EXERCISE INPUT —

+ + + + + + +

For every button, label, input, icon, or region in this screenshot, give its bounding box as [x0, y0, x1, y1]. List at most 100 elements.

+ + + + + + +

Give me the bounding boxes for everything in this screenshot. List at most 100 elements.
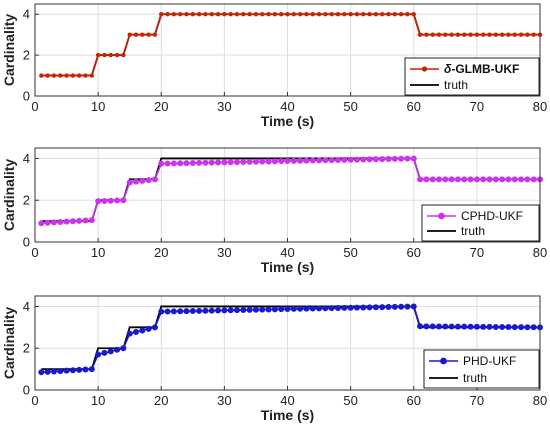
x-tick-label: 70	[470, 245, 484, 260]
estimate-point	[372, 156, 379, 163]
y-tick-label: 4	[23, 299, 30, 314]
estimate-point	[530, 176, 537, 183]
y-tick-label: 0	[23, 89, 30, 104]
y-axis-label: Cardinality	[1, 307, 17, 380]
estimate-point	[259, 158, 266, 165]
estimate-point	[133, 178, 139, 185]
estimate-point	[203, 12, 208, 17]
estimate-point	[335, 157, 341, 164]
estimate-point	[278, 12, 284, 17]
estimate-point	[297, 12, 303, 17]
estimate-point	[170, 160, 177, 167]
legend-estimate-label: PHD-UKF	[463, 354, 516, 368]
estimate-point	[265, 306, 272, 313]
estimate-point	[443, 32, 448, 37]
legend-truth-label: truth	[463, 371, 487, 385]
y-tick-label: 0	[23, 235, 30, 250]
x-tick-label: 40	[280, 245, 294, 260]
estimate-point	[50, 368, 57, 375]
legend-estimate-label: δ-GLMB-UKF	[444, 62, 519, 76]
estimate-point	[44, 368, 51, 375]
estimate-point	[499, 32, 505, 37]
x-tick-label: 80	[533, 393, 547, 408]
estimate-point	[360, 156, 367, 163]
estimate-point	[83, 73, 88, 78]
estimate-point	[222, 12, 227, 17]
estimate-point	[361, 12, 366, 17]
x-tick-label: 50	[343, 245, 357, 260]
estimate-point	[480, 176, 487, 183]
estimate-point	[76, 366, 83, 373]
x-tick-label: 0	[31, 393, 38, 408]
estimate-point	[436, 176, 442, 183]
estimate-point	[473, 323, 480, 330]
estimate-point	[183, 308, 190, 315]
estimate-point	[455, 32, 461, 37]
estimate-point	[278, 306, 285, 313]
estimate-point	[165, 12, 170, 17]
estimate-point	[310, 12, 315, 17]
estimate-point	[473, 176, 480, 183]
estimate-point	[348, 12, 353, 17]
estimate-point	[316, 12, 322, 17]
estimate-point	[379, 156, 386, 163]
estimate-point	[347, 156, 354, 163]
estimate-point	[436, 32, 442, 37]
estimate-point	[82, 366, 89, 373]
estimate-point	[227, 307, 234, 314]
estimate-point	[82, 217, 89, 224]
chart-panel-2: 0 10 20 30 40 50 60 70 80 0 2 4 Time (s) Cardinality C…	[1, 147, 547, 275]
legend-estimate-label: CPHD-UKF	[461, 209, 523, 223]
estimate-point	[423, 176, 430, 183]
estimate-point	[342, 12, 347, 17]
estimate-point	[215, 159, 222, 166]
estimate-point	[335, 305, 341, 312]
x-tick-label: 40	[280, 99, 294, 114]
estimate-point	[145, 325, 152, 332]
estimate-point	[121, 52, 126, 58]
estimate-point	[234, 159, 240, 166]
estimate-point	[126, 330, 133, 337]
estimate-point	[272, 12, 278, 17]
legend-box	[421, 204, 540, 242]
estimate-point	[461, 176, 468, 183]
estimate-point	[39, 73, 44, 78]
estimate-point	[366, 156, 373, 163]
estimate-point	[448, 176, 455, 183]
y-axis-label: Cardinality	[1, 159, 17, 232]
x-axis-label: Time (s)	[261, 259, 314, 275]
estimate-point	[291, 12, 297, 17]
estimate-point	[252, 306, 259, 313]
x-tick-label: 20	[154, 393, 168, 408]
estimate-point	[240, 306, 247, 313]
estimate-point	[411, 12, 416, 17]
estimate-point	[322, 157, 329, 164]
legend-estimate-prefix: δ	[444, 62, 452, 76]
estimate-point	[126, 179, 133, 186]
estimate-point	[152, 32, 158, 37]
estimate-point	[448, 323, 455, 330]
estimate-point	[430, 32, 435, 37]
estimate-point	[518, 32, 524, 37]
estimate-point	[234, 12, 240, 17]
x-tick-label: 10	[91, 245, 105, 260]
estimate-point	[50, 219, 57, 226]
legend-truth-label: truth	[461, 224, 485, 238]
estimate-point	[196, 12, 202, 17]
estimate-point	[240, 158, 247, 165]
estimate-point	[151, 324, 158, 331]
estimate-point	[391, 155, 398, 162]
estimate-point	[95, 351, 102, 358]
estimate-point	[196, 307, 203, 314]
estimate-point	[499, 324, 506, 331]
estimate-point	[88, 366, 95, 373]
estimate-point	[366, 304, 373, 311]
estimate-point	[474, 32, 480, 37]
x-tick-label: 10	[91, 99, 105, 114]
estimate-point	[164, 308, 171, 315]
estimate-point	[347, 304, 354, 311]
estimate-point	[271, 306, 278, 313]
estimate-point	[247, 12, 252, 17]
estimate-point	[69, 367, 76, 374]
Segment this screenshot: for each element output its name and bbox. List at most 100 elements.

+ + + + + + +

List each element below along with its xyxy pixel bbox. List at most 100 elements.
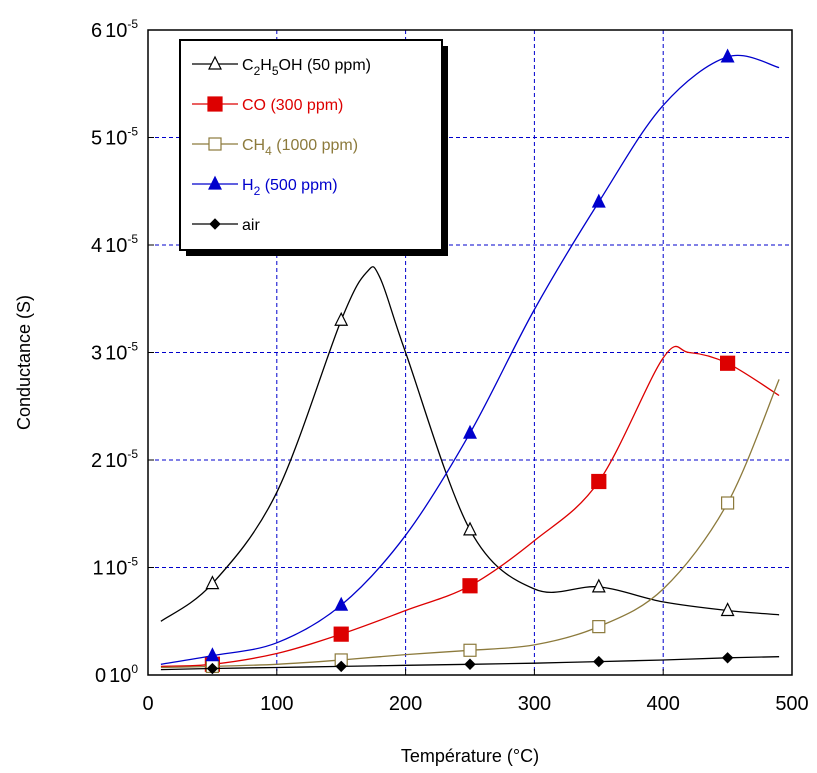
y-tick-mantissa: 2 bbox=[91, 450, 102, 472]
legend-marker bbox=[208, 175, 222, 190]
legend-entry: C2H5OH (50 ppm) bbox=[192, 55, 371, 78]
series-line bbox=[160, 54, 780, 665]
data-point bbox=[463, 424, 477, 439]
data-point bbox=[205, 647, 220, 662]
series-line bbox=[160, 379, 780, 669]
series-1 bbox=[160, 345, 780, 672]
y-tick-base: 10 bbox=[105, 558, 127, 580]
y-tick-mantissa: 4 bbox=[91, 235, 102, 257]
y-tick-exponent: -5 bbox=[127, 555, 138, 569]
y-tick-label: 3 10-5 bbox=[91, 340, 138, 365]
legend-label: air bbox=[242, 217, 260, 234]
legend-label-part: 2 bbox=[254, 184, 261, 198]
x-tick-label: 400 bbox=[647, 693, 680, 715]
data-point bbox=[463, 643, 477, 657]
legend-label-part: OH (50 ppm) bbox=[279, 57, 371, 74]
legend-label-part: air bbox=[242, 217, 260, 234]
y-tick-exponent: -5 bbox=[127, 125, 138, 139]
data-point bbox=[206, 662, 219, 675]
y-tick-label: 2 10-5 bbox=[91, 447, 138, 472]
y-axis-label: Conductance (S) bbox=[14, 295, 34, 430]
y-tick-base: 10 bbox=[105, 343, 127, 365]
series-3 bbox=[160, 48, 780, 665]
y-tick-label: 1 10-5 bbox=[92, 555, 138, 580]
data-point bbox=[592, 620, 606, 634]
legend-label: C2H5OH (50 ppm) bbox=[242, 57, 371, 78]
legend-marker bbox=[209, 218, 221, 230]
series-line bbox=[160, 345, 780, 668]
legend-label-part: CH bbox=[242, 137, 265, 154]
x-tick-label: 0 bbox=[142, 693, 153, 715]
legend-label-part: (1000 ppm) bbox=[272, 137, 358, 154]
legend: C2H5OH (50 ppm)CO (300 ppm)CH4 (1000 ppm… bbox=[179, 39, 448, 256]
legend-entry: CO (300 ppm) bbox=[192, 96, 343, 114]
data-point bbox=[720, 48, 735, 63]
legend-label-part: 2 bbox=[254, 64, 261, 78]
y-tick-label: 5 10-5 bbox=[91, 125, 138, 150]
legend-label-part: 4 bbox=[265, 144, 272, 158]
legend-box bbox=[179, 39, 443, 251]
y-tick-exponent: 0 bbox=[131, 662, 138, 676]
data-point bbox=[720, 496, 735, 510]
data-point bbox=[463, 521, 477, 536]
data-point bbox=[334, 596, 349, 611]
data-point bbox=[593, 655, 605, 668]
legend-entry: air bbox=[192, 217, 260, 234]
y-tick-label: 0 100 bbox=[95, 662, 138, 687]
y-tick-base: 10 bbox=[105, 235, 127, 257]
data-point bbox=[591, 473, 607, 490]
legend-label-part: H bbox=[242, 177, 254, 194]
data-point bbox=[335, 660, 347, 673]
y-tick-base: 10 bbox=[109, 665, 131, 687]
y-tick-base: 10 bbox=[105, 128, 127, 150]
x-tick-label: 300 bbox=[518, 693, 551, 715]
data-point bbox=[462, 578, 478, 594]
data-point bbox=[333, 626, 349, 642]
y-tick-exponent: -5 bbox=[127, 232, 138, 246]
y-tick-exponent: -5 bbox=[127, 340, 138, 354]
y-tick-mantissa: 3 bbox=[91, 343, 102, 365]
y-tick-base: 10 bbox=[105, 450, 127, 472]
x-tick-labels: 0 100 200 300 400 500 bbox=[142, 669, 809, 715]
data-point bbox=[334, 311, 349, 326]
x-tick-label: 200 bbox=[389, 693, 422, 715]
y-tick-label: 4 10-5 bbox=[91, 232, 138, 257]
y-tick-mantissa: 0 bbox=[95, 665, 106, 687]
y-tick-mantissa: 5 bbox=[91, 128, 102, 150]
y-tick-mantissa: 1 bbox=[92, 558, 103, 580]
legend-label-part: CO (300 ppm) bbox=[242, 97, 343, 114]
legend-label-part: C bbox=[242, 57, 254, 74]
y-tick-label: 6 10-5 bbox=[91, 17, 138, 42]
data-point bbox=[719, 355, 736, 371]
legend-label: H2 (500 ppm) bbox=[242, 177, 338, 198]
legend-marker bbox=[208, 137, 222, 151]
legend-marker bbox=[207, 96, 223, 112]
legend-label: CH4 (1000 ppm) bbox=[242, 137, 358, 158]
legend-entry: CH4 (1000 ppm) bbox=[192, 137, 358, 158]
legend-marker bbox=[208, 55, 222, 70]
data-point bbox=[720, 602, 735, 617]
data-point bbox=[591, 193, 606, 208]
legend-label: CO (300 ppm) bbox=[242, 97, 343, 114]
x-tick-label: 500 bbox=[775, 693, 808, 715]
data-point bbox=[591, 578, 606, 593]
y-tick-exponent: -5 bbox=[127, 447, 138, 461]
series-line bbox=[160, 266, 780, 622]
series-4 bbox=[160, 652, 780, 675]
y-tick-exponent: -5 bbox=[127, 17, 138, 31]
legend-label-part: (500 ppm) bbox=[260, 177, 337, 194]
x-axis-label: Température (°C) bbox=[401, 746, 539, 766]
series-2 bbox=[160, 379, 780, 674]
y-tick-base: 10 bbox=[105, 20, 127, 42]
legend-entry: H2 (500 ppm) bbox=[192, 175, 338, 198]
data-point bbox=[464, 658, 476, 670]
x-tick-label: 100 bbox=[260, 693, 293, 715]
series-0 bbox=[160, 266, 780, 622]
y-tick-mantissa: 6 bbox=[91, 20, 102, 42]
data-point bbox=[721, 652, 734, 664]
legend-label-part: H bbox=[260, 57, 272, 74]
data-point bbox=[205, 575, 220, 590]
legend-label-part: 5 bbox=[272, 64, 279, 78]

+ + + + + + +

PROBLEM DESCRIPTION —
Turn the items into a JSON list of strings, one string per line, with no blank lines. Begin at the line that has "List each element", stop after the line that has "series-line bbox=[160, 54, 780, 665]", and leave the pictures out.

WORKED ANSWER —
[
  "List each element below along with its xyxy pixel bbox. List at most 100 elements.",
  "y-tick-mantissa: 2 bbox=[91, 450, 102, 472]",
  "legend-marker bbox=[208, 175, 222, 190]",
  "legend-entry: C2H5OH (50 ppm) bbox=[192, 55, 371, 78]",
  "series-line bbox=[160, 54, 780, 665]"
]